- _THE REQUEST_:
Your task is to print every entry below exactly as given.

- _MATERIAL SHOWN_:
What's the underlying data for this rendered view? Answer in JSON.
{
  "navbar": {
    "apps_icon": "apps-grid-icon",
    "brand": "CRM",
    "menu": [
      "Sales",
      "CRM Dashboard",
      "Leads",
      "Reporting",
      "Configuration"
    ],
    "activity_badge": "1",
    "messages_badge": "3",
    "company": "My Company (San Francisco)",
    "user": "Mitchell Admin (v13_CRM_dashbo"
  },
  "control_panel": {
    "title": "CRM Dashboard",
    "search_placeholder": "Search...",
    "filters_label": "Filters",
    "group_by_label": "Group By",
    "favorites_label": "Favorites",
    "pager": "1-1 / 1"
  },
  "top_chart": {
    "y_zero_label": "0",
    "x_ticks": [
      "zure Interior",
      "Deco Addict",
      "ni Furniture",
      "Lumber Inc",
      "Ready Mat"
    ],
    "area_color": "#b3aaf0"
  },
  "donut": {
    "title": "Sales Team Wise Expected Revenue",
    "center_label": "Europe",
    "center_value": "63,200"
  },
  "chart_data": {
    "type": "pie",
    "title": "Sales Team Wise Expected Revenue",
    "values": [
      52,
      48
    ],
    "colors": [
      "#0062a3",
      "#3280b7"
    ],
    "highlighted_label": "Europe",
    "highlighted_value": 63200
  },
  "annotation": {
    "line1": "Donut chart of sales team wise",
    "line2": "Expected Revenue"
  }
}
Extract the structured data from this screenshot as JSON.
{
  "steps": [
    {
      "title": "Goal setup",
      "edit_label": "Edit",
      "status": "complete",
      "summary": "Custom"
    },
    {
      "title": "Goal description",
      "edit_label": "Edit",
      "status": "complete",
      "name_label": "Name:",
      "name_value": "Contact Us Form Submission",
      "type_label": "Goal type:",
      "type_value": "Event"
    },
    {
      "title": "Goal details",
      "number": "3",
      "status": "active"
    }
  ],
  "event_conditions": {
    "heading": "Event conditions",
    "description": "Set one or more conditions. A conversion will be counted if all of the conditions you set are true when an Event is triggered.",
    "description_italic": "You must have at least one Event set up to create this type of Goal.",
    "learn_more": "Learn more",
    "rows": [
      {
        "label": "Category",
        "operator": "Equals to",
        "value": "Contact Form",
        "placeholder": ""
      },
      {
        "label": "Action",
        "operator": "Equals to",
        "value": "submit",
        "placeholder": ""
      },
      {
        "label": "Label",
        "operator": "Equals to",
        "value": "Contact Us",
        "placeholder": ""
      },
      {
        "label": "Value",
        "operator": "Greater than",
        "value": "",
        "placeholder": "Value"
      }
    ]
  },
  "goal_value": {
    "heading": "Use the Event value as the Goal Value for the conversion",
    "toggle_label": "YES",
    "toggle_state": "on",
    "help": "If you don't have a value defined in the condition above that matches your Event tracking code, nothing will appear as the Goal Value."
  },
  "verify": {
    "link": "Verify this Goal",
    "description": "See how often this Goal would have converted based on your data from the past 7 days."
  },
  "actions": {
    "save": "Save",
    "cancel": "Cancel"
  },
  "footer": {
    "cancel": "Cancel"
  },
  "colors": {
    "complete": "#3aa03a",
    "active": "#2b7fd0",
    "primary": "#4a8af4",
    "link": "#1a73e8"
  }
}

- _ANSWER FOR THE TASK_:
What's the underlying data for this rendered view? Answer in JSON.
{
  "navbar": {
    "apps_icon": "apps-grid-icon",
    "brand": "CRM",
    "menu": [
      "Sales",
      "CRM Dashboard",
      "Leads",
      "Reporting",
      "Configuration"
    ],
    "activity_badge": "1",
    "messages_badge": "3",
    "company": "My Company (San Francisco)",
    "user": "Mitchell Admin (v13_CRM_dashbo"
  },
  "control_panel": {
    "title": "CRM Dashboard",
    "search_placeholder": "Search...",
    "filters_label": "Filters",
    "group_by_label": "Group By",
    "favorites_label": "Favorites",
    "pager": "1-1 / 1"
  },
  "top_chart": {
    "y_zero_label": "0",
    "x_ticks": [
      "zure Interior",
      "Deco Addict",
      "ni Furniture",
      "Lumber Inc",
      "Ready Mat"
    ],
    "area_color": "#b3aaf0"
  },
  "donut": {
    "title": "Sales Team Wise Expected Revenue",
    "center_label": "Europe",
    "center_value": "63,200"
  },
  "chart_data": {
    "type": "pie",
    "title": "Sales Team Wise Expected Revenue",
    "values": [
      52,
      48
    ],
    "colors": [
      "#0062a3",
      "#3280b7"
    ],
    "highlighted_label": "Europe",
    "highlighted_value": 63200
  },
  "annotation": {
    "line1": "Donut chart of sales team wise",
    "line2": "Expected Revenue"
  }
}
Extract the structured data from this screenshot as JSON.
{
  "steps": [
    {
      "title": "Goal setup",
      "edit_label": "Edit",
      "status": "complete",
      "summary": "Custom"
    },
    {
      "title": "Goal description",
      "edit_label": "Edit",
      "status": "complete",
      "name_label": "Name:",
      "name_value": "Contact Us Form Submission",
      "type_label": "Goal type:",
      "type_value": "Event"
    },
    {
      "title": "Goal details",
      "number": "3",
      "status": "active"
    }
  ],
  "event_conditions": {
    "heading": "Event conditions",
    "description": "Set one or more conditions. A conversion will be counted if all of the conditions you set are true when an Event is triggered.",
    "description_italic": "You must have at least one Event set up to create this type of Goal.",
    "learn_more": "Learn more",
    "rows": [
      {
        "label": "Category",
        "operator": "Equals to",
        "value": "Contact Form",
        "placeholder": ""
      },
      {
        "label": "Action",
        "operator": "Equals to",
        "value": "submit",
        "placeholder": ""
      },
      {
        "label": "Label",
        "operator": "Equals to",
        "value": "Contact Us",
        "placeholder": ""
      },
      {
        "label": "Value",
        "operator": "Greater than",
        "value": "",
        "placeholder": "Value"
      }
    ]
  },
  "goal_value": {
    "heading": "Use the Event value as the Goal Value for the conversion",
    "toggle_label": "YES",
    "toggle_state": "on",
    "help": "If you don't have a value defined in the condition above that matches your Event tracking code, nothing will appear as the Goal Value."
  },
  "verify": {
    "link": "Verify this Goal",
    "description": "See how often this Goal would have converted based on your data from the past 7 days."
  },
  "actions": {
    "save": "Save",
    "cancel": "Cancel"
  },
  "footer": {
    "cancel": "Cancel"
  },
  "colors": {
    "complete": "#3aa03a",
    "active": "#2b7fd0",
    "primary": "#4a8af4",
    "link": "#1a73e8"
  }
}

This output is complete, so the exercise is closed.